## AVAILABLE DATA
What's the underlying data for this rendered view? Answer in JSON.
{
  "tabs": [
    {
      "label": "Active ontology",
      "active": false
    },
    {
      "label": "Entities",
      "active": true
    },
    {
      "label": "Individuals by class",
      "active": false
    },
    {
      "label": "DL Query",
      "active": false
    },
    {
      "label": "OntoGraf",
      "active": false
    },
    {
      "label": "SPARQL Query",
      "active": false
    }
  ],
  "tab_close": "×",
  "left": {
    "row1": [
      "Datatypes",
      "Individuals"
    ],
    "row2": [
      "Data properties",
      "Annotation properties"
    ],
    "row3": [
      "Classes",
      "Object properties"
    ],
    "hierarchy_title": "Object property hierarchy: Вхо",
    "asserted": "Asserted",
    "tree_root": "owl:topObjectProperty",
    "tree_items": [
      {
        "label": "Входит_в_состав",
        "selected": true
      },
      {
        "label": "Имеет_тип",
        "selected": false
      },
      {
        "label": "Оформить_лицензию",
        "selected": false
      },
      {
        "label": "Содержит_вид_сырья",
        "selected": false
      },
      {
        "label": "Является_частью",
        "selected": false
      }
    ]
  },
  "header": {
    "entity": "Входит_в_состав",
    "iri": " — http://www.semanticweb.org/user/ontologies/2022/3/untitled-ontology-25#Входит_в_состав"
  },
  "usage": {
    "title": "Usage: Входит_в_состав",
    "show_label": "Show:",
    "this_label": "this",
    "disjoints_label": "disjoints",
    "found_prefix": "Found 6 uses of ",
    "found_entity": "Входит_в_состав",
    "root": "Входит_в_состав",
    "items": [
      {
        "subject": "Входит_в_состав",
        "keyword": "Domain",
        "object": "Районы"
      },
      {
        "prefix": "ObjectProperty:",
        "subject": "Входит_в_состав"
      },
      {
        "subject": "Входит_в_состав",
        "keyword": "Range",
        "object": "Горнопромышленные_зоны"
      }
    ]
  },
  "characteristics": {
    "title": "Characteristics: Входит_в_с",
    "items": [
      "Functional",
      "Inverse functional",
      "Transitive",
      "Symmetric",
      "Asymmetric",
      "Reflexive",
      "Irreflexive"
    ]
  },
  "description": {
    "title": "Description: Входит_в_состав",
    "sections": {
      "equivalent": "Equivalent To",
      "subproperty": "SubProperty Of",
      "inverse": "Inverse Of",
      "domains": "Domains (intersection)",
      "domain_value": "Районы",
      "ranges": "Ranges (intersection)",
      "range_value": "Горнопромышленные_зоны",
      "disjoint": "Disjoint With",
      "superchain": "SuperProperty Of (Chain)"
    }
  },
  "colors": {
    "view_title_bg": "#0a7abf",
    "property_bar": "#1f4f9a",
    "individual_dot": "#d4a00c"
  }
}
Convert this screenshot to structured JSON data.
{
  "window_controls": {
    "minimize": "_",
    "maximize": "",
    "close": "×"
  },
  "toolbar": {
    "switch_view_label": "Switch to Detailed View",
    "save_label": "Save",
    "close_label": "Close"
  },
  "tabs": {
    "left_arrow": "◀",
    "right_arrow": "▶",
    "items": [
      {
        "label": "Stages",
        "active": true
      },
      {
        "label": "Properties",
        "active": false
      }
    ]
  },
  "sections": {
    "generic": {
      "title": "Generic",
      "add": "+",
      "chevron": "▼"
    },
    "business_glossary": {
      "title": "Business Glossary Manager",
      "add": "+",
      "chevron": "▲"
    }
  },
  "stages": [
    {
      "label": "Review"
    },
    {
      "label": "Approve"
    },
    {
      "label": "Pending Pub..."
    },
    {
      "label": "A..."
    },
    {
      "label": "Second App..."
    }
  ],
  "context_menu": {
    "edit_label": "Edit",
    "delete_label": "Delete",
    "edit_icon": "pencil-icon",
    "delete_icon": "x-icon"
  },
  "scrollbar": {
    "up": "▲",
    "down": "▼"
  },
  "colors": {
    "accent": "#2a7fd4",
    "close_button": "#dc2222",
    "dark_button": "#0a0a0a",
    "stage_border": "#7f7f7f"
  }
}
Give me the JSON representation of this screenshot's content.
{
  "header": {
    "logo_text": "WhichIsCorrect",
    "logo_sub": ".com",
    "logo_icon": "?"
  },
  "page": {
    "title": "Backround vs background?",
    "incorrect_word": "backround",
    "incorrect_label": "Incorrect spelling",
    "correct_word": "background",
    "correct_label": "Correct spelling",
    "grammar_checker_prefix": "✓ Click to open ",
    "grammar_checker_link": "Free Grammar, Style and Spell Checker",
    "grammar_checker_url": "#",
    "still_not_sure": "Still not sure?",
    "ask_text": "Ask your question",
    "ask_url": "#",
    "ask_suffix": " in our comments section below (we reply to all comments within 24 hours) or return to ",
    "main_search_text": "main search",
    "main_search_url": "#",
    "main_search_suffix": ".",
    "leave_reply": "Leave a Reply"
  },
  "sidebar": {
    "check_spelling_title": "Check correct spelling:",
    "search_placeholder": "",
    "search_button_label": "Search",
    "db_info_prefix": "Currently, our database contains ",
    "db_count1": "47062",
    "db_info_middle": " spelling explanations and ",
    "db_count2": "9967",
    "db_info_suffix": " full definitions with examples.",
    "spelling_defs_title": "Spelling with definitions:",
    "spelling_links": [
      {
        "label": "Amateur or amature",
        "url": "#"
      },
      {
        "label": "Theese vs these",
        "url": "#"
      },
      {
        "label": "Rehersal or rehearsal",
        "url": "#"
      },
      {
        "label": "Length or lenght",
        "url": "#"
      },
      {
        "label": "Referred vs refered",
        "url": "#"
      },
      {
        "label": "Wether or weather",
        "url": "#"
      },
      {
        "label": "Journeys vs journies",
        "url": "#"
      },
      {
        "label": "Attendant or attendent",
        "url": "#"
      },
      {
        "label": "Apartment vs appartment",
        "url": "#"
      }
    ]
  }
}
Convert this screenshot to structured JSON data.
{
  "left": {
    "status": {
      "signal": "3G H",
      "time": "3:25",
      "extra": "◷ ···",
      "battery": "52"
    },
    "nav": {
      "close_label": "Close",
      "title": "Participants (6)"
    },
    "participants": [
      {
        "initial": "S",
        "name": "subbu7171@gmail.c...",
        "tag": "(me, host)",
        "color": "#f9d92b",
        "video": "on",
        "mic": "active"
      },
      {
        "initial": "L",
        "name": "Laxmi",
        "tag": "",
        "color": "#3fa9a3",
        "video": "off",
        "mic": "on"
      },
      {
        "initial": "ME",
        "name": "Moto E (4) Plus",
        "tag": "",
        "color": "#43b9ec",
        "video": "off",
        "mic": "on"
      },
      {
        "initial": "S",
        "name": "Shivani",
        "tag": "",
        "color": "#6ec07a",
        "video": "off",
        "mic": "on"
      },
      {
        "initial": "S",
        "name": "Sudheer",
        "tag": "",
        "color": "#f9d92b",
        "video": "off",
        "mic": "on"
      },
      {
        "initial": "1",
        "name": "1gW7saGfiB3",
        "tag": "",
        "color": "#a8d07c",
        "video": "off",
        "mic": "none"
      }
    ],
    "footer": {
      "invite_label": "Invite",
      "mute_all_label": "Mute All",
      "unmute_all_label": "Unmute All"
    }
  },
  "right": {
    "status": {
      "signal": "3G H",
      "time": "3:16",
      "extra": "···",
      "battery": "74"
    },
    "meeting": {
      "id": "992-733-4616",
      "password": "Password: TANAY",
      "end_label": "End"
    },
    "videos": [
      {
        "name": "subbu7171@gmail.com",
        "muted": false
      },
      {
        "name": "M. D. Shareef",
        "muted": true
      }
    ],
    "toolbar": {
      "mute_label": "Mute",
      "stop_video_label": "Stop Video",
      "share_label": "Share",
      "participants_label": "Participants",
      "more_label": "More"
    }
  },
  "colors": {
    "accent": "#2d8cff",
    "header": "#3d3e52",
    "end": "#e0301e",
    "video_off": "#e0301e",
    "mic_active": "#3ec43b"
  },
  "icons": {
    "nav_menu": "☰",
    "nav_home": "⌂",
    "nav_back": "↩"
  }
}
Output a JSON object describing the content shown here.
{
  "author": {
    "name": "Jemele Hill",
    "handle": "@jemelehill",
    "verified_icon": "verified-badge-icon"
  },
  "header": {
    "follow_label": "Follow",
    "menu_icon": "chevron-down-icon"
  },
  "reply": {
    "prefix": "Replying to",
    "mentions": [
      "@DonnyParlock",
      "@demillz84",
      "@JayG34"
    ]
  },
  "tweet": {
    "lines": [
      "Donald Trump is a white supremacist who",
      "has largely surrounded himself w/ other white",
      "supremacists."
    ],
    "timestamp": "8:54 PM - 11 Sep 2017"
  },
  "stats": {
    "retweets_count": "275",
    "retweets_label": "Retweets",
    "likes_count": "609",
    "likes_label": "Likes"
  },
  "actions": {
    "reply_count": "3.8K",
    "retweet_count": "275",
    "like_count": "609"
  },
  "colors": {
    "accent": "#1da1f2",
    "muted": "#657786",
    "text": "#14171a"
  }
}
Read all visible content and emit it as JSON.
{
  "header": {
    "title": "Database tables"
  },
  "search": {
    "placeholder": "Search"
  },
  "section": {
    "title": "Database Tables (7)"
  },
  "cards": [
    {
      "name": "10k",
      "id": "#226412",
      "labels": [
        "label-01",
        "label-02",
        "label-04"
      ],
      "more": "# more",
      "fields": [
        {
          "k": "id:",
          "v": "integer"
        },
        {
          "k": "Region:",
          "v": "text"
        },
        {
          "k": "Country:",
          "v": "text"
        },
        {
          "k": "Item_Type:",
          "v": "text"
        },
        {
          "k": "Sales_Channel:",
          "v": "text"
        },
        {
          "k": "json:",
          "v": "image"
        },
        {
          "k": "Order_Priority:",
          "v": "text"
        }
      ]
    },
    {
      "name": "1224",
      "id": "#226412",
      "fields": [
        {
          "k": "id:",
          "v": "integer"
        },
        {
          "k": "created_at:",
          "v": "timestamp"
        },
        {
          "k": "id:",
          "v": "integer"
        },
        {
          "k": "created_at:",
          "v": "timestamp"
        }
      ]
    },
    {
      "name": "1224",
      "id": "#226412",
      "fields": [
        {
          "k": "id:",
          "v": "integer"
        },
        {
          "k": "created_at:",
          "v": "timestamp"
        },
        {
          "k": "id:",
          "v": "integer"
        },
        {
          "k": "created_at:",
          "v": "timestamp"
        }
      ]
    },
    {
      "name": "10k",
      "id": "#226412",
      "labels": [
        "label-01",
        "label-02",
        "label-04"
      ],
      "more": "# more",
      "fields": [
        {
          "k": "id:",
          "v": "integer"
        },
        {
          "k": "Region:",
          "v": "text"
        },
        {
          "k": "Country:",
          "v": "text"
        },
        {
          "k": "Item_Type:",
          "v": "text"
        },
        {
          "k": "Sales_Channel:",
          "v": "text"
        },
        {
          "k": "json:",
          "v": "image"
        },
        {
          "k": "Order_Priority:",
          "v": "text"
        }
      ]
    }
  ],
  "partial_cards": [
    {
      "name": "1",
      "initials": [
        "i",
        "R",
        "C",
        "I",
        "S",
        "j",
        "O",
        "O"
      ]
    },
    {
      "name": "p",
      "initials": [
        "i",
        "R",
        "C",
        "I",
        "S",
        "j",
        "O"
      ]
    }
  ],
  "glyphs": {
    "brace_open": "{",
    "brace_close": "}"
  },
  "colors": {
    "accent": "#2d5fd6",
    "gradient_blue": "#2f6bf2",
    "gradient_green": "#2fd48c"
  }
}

## REQUIREMENTS
Which lines above contain the word "accent"? Copy each of them.

## RESPONSE TO THE TASK
    "accent": "#2a7fd4",
    "accent": "#2d8cff",
    "accent": "#1da1f2",
    "accent": "#2d5fd6",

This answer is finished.